__Given request__
Your task is to repeat all of the data exactly while excluding the pictures.

start Exercise materials

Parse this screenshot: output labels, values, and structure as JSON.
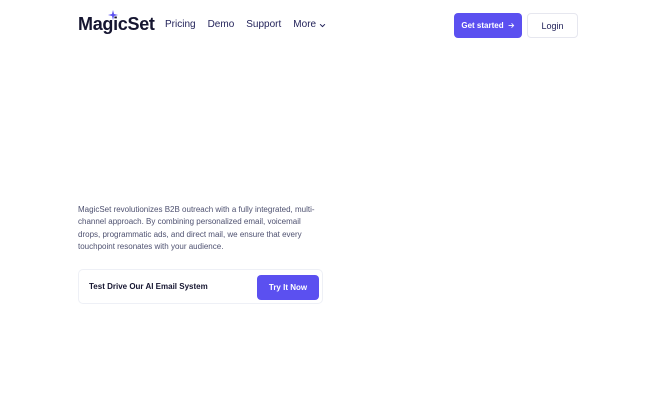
{
  "brand": {
    "name": "MagicSet",
    "accent_color": "#5b50f0",
    "spark_icon": "sparkle-icon"
  },
  "nav": {
    "links": [
      {
        "label": "Pricing"
      },
      {
        "label": "Demo"
      },
      {
        "label": "Support"
      },
      {
        "label": "More",
        "icon": "chevron-down-icon"
      }
    ],
    "get_started_label": "Get started",
    "get_started_icon": "arrow-right-icon",
    "login_label": "Login"
  },
  "hero": {
    "description": "MagicSet revolutionizes B2B outreach with a fully integrated, multi-channel approach.  By combining personalized email, voicemail drops, programmatic ads, and direct mail, we ensure that every touchpoint resonates with your audience."
  },
  "cta": {
    "label": "Test Drive Our AI Email System",
    "button_label": "Try It Now"
  }
}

end Exercise materials

__Problem solution__
Parse this screenshot: output labels, values, and structure as JSON.
{
  "brand": {
    "name": "MagicSet",
    "accent_color": "#5b50f0",
    "spark_icon": "sparkle-icon"
  },
  "nav": {
    "links": [
      {
        "label": "Pricing"
      },
      {
        "label": "Demo"
      },
      {
        "label": "Support"
      },
      {
        "label": "More",
        "icon": "chevron-down-icon"
      }
    ],
    "get_started_label": "Get started",
    "get_started_icon": "arrow-right-icon",
    "login_label": "Login"
  },
  "hero": {
    "description": "MagicSet revolutionizes B2B outreach with a fully integrated, multi-channel approach.  By combining personalized email, voicemail drops, programmatic ads, and direct mail, we ensure that every touchpoint resonates with your audience."
  },
  "cta": {
    "label": "Test Drive Our AI Email System",
    "button_label": "Try It Now"
  }
}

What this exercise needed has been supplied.